**Exercise:** Copy every line from the material below that holds "size".

**Items:**
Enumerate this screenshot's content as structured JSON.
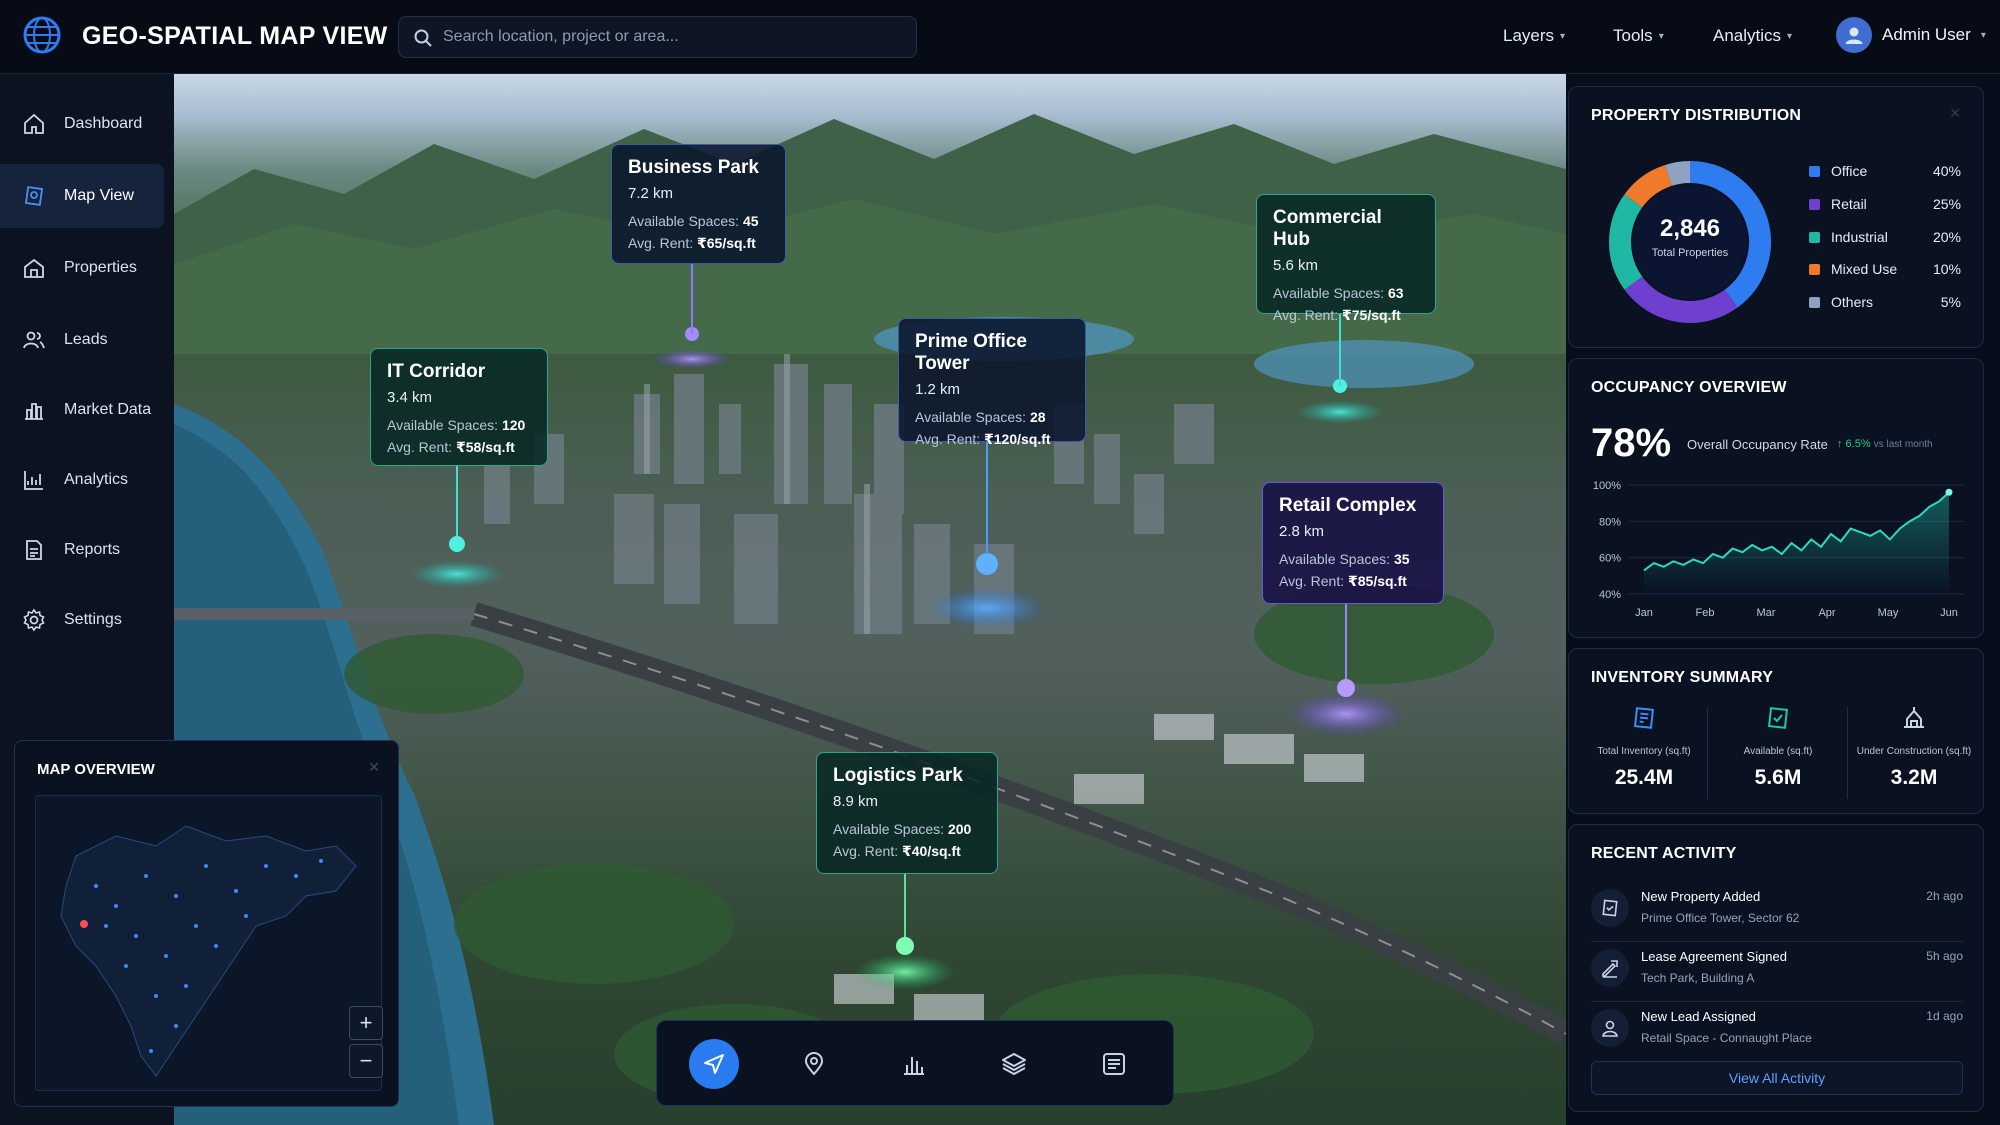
{
  "app": {
    "title": "GEO-SPATIAL MAP VIEW"
  },
  "search": {
    "placeholder": "Search location, project or area..."
  },
  "nav": [
    {
      "label": "Layers"
    },
    {
      "label": "Tools"
    },
    {
      "label": "Analytics"
    }
  ],
  "user": {
    "name": "Admin User"
  },
  "sidebar": {
    "items": [
      {
        "label": "Dashboard",
        "icon": "home-icon"
      },
      {
        "label": "Map View",
        "icon": "map-pin-icon",
        "active": true
      },
      {
        "label": "Properties",
        "icon": "building-icon"
      },
      {
        "label": "Leads",
        "icon": "users-icon"
      },
      {
        "label": "Market Data",
        "icon": "chart-icon"
      },
      {
        "label": "Analytics",
        "icon": "analytics-icon"
      },
      {
        "label": "Reports",
        "icon": "report-icon"
      },
      {
        "label": "Settings",
        "icon": "gear-icon"
      }
    ]
  },
  "markers": [
    {
      "title": "Business Park",
      "distance": "7.2 km",
      "spaces_label": "Available Spaces:",
      "spaces": "45",
      "rent_label": "Avg. Rent:",
      "rent": "₹65/sq.ft"
    },
    {
      "title": "Commercial Hub",
      "distance": "5.6 km",
      "spaces_label": "Available Spaces:",
      "spaces": "63",
      "rent_label": "Avg. Rent:",
      "rent": "₹75/sq.ft"
    },
    {
      "title": "Prime Office Tower",
      "distance": "1.2 km",
      "spaces_label": "Available Spaces:",
      "spaces": "28",
      "rent_label": "Avg. Rent:",
      "rent": "₹120/sq.ft"
    },
    {
      "title": "IT Corridor",
      "distance": "3.4 km",
      "spaces_label": "Available Spaces:",
      "spaces": "120",
      "rent_label": "Avg. Rent:",
      "rent": "₹58/sq.ft"
    },
    {
      "title": "Retail Complex",
      "distance": "2.8 km",
      "spaces_label": "Available Spaces:",
      "spaces": "35",
      "rent_label": "Avg. Rent:",
      "rent": "₹85/sq.ft"
    },
    {
      "title": "Logistics Park",
      "distance": "8.9 km",
      "spaces_label": "Available Spaces:",
      "spaces": "200",
      "rent_label": "Avg. Rent:",
      "rent": "₹40/sq.ft"
    }
  ],
  "overview": {
    "title": "MAP OVERVIEW",
    "zoom_in": "+",
    "zoom_out": "−"
  },
  "property_distribution": {
    "title": "PROPERTY DISTRIBUTION",
    "total": "2,846",
    "total_label": "Total Properties",
    "segments": [
      {
        "label": "Office",
        "percent": "40%",
        "value": 40,
        "color": "#2f7bf0"
      },
      {
        "label": "Retail",
        "percent": "25%",
        "value": 25,
        "color": "#6f3fd0"
      },
      {
        "label": "Industrial",
        "percent": "20%",
        "value": 20,
        "color": "#1fb8a4"
      },
      {
        "label": "Mixed Use",
        "percent": "10%",
        "value": 10,
        "color": "#f07a2a"
      },
      {
        "label": "Others",
        "percent": "5%",
        "value": 5,
        "color": "#8fa3c0"
      }
    ]
  },
  "occupancy": {
    "title": "OCCUPANCY OVERVIEW",
    "rate": "78%",
    "rate_label": "Overall Occupancy Rate",
    "change": "↑ 6.5%",
    "change_note": "vs last month"
  },
  "chart_data": {
    "type": "line",
    "x": [
      "Jan",
      "Feb",
      "Mar",
      "Apr",
      "May",
      "Jun"
    ],
    "yticks": [
      "100%",
      "80%",
      "60%",
      "40%"
    ],
    "ylim": [
      40,
      100
    ],
    "series": [
      {
        "values": [
          53,
          57,
          55,
          58,
          56,
          59,
          57,
          62,
          60,
          65,
          63,
          67,
          64,
          66,
          62,
          68,
          64,
          70,
          66,
          73,
          69,
          76,
          74,
          72,
          75,
          70,
          76,
          80,
          83,
          88,
          91,
          96
        ]
      }
    ]
  },
  "inventory": {
    "title": "INVENTORY SUMMARY",
    "items": [
      {
        "label": "Total Inventory (sq.ft)",
        "value": "25.4M",
        "icon": "building-icon"
      },
      {
        "label": "Available (sq.ft)",
        "value": "5.6M",
        "icon": "check-building-icon"
      },
      {
        "label": "Under Construction (sq.ft)",
        "value": "3.2M",
        "icon": "crane-icon"
      }
    ]
  },
  "activity": {
    "title": "RECENT ACTIVITY",
    "items": [
      {
        "title": "New Property Added",
        "subtitle": "Prime Office Tower, Sector 62",
        "time": "2h ago"
      },
      {
        "title": "Lease Agreement Signed",
        "subtitle": "Tech Park, Building A",
        "time": "5h ago"
      },
      {
        "title": "New Lead Assigned",
        "subtitle": "Retail Space - Connaught Place",
        "time": "1d ago"
      }
    ],
    "view_all": "View All Activity"
  },
  "colors": {
    "accent": "#2a7bef",
    "panel": "#0a1222",
    "positive": "#27c98f"
  }
}
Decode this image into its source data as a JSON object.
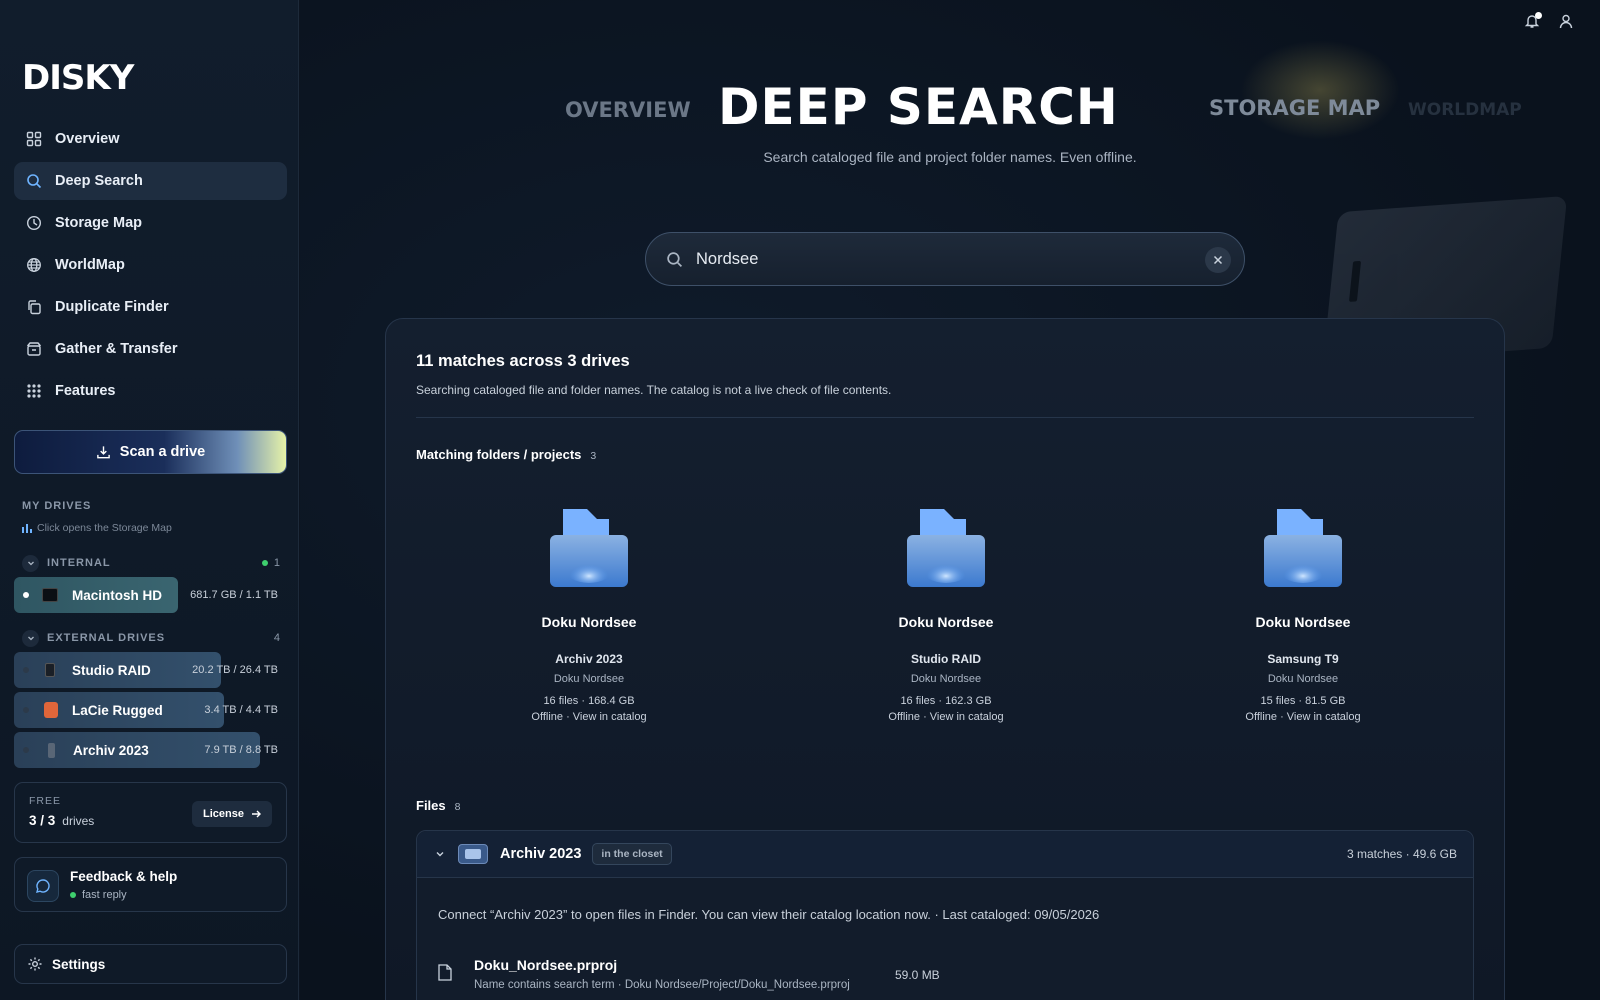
{
  "app": {
    "logo": "DISKY"
  },
  "sidebar": {
    "nav": [
      {
        "label": "Overview",
        "icon": "grid-icon"
      },
      {
        "label": "Deep Search",
        "icon": "search-icon",
        "active": true
      },
      {
        "label": "Storage Map",
        "icon": "clock-icon"
      },
      {
        "label": "WorldMap",
        "icon": "globe-icon"
      },
      {
        "label": "Duplicate Finder",
        "icon": "copy-icon"
      },
      {
        "label": "Gather & Transfer",
        "icon": "box-icon"
      },
      {
        "label": "Features",
        "icon": "apps-icon"
      }
    ],
    "scan_label": "Scan a drive",
    "my_drives_label": "MY DRIVES",
    "hint": "Click opens the Storage Map",
    "internal": {
      "label": "INTERNAL",
      "count": "1",
      "drives": [
        {
          "name": "Macintosh HD",
          "size": "681.7 GB / 1.1 TB",
          "fill": 0.6
        }
      ]
    },
    "external": {
      "label": "EXTERNAL DRIVES",
      "count": "4",
      "drives": [
        {
          "name": "Studio RAID",
          "size": "20.2 TB / 26.4 TB",
          "fill": 0.76
        },
        {
          "name": "LaCie Rugged",
          "size": "3.4 TB / 4.4 TB",
          "fill": 0.77
        },
        {
          "name": "Archiv 2023",
          "size": "7.9 TB / 8.8 TB",
          "fill": 0.9
        }
      ]
    },
    "plan": {
      "label": "FREE",
      "value": "3 / 3",
      "unit": "drives",
      "license_label": "License"
    },
    "feedback": {
      "title": "Feedback & help",
      "status": "fast reply"
    },
    "settings_label": "Settings"
  },
  "tabs": {
    "overview": "OVERVIEW",
    "deep_search": "DEEP SEARCH",
    "storage_map": "STORAGE MAP",
    "worldmap": "WORLDMAP"
  },
  "subtitle": "Search cataloged file and project folder names. Even offline.",
  "search": {
    "query": "Nordsee"
  },
  "results": {
    "title": "11 matches across 3 drives",
    "subtitle": "Searching cataloged file and folder names. The catalog is not a live check of file contents.",
    "folders_label": "Matching folders / projects",
    "folders_count": "3",
    "folders": [
      {
        "name": "Doku Nordsee",
        "drive": "Archiv 2023",
        "path": "Doku Nordsee",
        "meta": "16 files · 168.4 GB",
        "status": "Offline · View in catalog"
      },
      {
        "name": "Doku Nordsee",
        "drive": "Studio RAID",
        "path": "Doku Nordsee",
        "meta": "16 files · 162.3 GB",
        "status": "Offline · View in catalog"
      },
      {
        "name": "Doku Nordsee",
        "drive": "Samsung T9",
        "path": "Doku Nordsee",
        "meta": "15 files · 81.5 GB",
        "status": "Offline · View in catalog"
      }
    ],
    "files_label": "Files",
    "files_count": "8",
    "group": {
      "drive": "Archiv 2023",
      "tag": "in the closet",
      "summary": "3 matches · 49.6 GB",
      "note": "Connect “Archiv 2023” to open files in Finder. You can view their catalog location now. · Last cataloged: 09/05/2026",
      "files": [
        {
          "name": "Doku_Nordsee.prproj",
          "path": "Name contains search term · Doku Nordsee/Project/Doku_Nordsee.prproj",
          "size": "59.0 MB"
        }
      ]
    }
  }
}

**Written solution:**
          "size": "681.7 GB / 1.1 TB",
          "size": "20.2 TB / 26.4 TB",
          "size": "3.4 TB / 4.4 TB",
          "size": "7.9 TB / 8.8 TB",
          "size": "59.0 MB"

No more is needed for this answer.